§ **EXERCISE OBJECTIVE**
From the listing that follows, extract every line and set it down unaltered.

***** ENTRIES SUPPLIED *****

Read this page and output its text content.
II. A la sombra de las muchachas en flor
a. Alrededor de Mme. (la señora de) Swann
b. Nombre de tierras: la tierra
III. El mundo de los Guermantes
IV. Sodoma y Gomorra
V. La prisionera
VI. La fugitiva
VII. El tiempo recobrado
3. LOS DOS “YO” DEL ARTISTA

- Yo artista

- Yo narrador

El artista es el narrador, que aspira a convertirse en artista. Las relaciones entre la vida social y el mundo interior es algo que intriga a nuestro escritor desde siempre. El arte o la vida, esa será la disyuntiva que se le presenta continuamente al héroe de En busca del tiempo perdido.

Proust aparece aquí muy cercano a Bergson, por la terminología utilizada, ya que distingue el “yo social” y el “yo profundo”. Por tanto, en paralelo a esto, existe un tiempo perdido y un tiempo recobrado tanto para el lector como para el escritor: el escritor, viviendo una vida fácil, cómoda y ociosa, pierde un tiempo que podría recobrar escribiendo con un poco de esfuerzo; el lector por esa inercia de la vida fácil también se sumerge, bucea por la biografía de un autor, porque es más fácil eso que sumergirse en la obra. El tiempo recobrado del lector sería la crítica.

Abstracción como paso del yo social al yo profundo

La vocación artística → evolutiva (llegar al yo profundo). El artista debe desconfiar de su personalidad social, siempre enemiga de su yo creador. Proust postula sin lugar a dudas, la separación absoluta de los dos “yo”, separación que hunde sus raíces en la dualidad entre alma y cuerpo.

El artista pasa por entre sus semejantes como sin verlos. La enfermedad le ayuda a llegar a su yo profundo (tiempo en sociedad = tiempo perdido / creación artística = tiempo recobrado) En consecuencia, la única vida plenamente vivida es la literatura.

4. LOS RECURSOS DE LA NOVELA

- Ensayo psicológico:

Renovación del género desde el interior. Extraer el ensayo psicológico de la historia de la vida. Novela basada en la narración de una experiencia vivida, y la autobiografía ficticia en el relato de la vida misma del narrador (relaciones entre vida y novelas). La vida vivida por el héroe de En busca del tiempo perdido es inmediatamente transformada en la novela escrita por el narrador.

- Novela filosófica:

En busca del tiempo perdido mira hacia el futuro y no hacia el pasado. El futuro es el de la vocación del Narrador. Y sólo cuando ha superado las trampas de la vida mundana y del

*****

§ **OUTPUT FOR THIS TASK**
Read this page and output its text content.
II. A la sombra de las muchachas en flor
a. Alrededor de Mme. (la señora de) Swann
b. Nombre de tierras: la tierra
III. El mundo de los Guermantes
IV. Sodoma y Gomorra
V. La prisionera
VI. La fugitiva
VII. El tiempo recobrado
3. LOS DOS “YO” DEL ARTISTA

- Yo artista

- Yo narrador

El artista es el narrador, que aspira a convertirse en artista. Las relaciones entre la vida social y el mundo interior es algo que intriga a nuestro escritor desde siempre. El arte o la vida, esa será la disyuntiva que se le presenta continuamente al héroe de En busca del tiempo perdido.

Proust aparece aquí muy cercano a Bergson, por la terminología utilizada, ya que distingue el “yo social” y el “yo profundo”. Por tanto, en paralelo a esto, existe un tiempo perdido y un tiempo recobrado tanto para el lector como para el escritor: el escritor, viviendo una vida fácil, cómoda y ociosa, pierde un tiempo que podría recobrar escribiendo con un poco de esfuerzo; el lector por esa inercia de la vida fácil también se sumerge, bucea por la biografía de un autor, porque es más fácil eso que sumergirse en la obra. El tiempo recobrado del lector sería la crítica.

Abstracción como paso del yo social al yo profundo

La vocación artística → evolutiva (llegar al yo profundo). El artista debe desconfiar de su personalidad social, siempre enemiga de su yo creador. Proust postula sin lugar a dudas, la separación absoluta de los dos “yo”, separación que hunde sus raíces en la dualidad entre alma y cuerpo.

El artista pasa por entre sus semejantes como sin verlos. La enfermedad le ayuda a llegar a su yo profundo (tiempo en sociedad = tiempo perdido / creación artística = tiempo recobrado) En consecuencia, la única vida plenamente vivida es la literatura.

4. LOS RECURSOS DE LA NOVELA

- Ensayo psicológico:

Renovación del género desde el interior. Extraer el ensayo psicológico de la historia de la vida. Novela basada en la narración de una experiencia vivida, y la autobiografía ficticia en el relato de la vida misma del narrador (relaciones entre vida y novelas). La vida vivida por el héroe de En busca del tiempo perdido es inmediatamente transformada en la novela escrita por el narrador.

- Novela filosófica:

En busca del tiempo perdido mira hacia el futuro y no hacia el pasado. El futuro es el de la vocación del Narrador. Y sólo cuando ha superado las trampas de la vida mundana y del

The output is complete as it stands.